====== Dataset content ======

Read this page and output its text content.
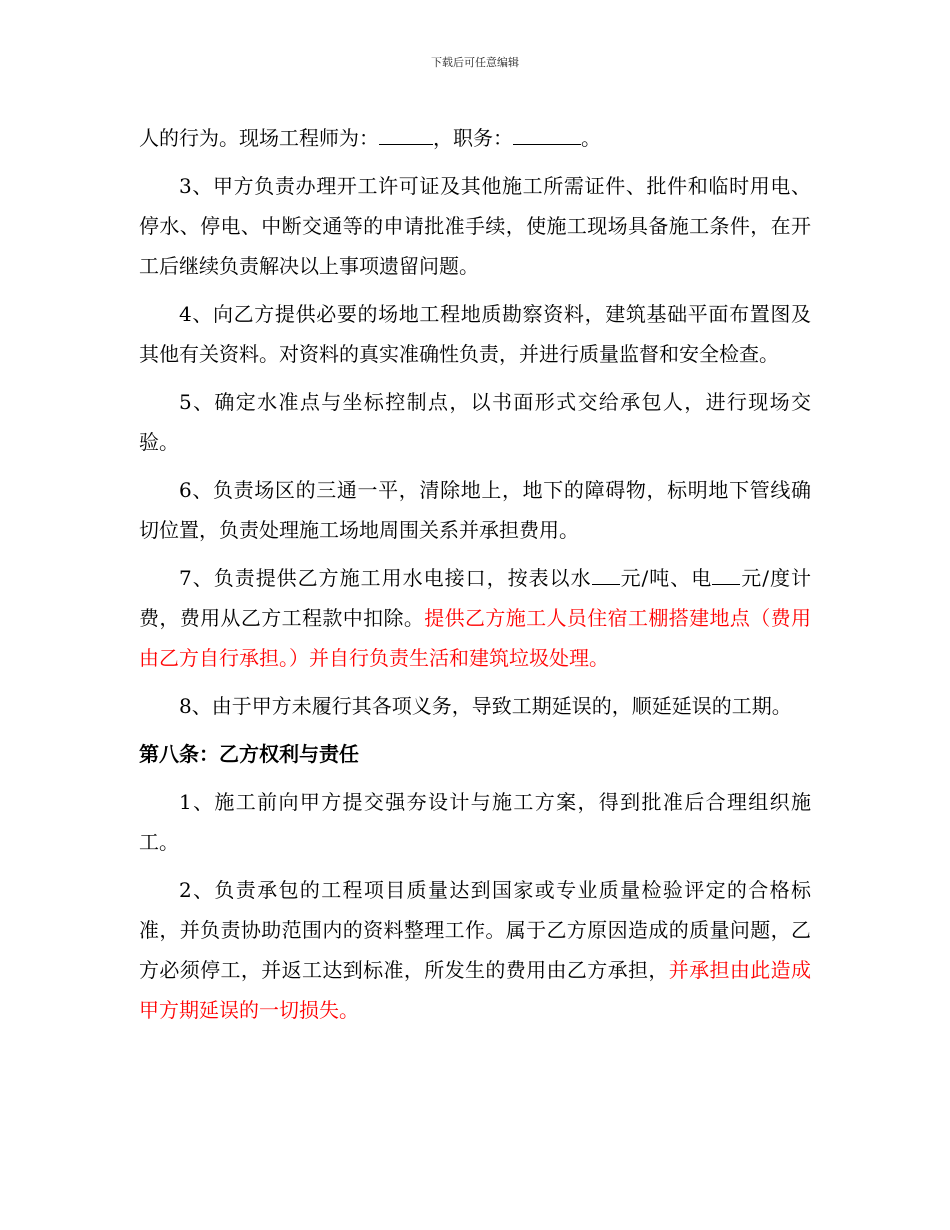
下载后可任意编辑

人的行为。现场工程师为：	，职务：	。

3、甲方负责办理开工许可证及其他施工所需证件、批件和临时用电、停水、停电、中断交通等的申请批准手续，使施工现场具备施工条件，在开工后继续负责解决以上事项遗留问题。

4、向乙方提供必要的场地工程地质勘察资料，建筑基础平面布置图及其他有关资料。对资料的真实准确性负责，并进行质量监督和安全检查。

5、确定水准点与坐标控制点，以书面形式交给承包人，进行现场交验。

6、负责场区的三通一平，清除地上，地下的障碍物，标明地下管线确切位置，负责处理施工场地周围关系并承担费用。

7、负责提供乙方施工用水电接口，按表以水 元/吨、电 元/度计费，费用从乙方工程款中扣除。提供乙方施工人员住宿工棚搭建地点（费用由乙方自行承担。）并自行负责生活和建筑垃圾处理。

8、由于甲方未履行其各项义务，导致工期延误的，顺延延误的工期。

第八条：乙方权利与责任

1、施工前向甲方提交强夯设计与施工方案，得到批准后合理组织施工。

2、负责承包的工程项目质量达到国家或专业质量检验评定的合格标准，并负责协助范围内的资料整理工作。属于乙方原因造成的质量问题，乙方必须停工，并返工达到标准，所发生的费用由乙方承担，并承担由此造成甲方期延误的一切损失。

======

All the records need to be repeated exactly, with the images dropped.

### In response
Read this page and output its text content.
下载后可任意编辑

人的行为。现场工程师为：	，职务：	。

3、甲方负责办理开工许可证及其他施工所需证件、批件和临时用电、停水、停电、中断交通等的申请批准手续，使施工现场具备施工条件，在开工后继续负责解决以上事项遗留问题。

4、向乙方提供必要的场地工程地质勘察资料，建筑基础平面布置图及其他有关资料。对资料的真实准确性负责，并进行质量监督和安全检查。

5、确定水准点与坐标控制点，以书面形式交给承包人，进行现场交验。

6、负责场区的三通一平，清除地上，地下的障碍物，标明地下管线确切位置，负责处理施工场地周围关系并承担费用。

7、负责提供乙方施工用水电接口，按表以水 元/吨、电 元/度计费，费用从乙方工程款中扣除。提供乙方施工人员住宿工棚搭建地点（费用由乙方自行承担。）并自行负责生活和建筑垃圾处理。

8、由于甲方未履行其各项义务，导致工期延误的，顺延延误的工期。

第八条：乙方权利与责任

1、施工前向甲方提交强夯设计与施工方案，得到批准后合理组织施工。

2、负责承包的工程项目质量达到国家或专业质量检验评定的合格标准，并负责协助范围内的资料整理工作。属于乙方原因造成的质量问题，乙方必须停工，并返工达到标准，所发生的费用由乙方承担，并承担由此造成甲方期延误的一切损失。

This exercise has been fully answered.